## What the exercise asks
Return every line below in which "услуг" appears.

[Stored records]
===============
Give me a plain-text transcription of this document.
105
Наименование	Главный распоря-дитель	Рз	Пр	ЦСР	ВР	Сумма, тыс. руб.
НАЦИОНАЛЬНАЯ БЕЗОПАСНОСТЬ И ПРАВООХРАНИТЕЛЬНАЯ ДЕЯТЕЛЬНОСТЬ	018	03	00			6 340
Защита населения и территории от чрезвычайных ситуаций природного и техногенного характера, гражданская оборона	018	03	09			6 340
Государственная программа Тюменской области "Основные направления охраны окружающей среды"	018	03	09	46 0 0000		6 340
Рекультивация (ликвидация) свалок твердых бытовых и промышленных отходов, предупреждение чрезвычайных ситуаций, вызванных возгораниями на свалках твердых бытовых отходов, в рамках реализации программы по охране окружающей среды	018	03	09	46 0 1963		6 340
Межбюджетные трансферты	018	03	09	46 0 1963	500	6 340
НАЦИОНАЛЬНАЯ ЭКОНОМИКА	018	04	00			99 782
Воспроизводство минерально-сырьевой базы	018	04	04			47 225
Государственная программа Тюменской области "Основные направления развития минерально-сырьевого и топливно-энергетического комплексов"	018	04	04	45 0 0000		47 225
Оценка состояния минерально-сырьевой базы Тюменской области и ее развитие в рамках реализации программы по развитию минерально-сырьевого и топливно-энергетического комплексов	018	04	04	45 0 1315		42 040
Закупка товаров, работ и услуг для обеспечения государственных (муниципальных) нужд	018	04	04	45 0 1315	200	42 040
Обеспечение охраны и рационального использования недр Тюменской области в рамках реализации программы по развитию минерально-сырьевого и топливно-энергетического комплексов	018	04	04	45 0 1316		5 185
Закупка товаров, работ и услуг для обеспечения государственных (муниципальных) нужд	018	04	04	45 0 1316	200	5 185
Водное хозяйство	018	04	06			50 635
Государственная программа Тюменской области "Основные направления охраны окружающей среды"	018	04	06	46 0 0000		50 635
===============
## Solution
Закупка товаров, работ и услуг для обеспечения государственных (муниципальных) нужд	018	04	04	45 0 1315	200	42 040
Закупка товаров, работ и услуг для обеспечения государственных (муниципальных) нужд	018	04	04	45 0 1316	200	5 185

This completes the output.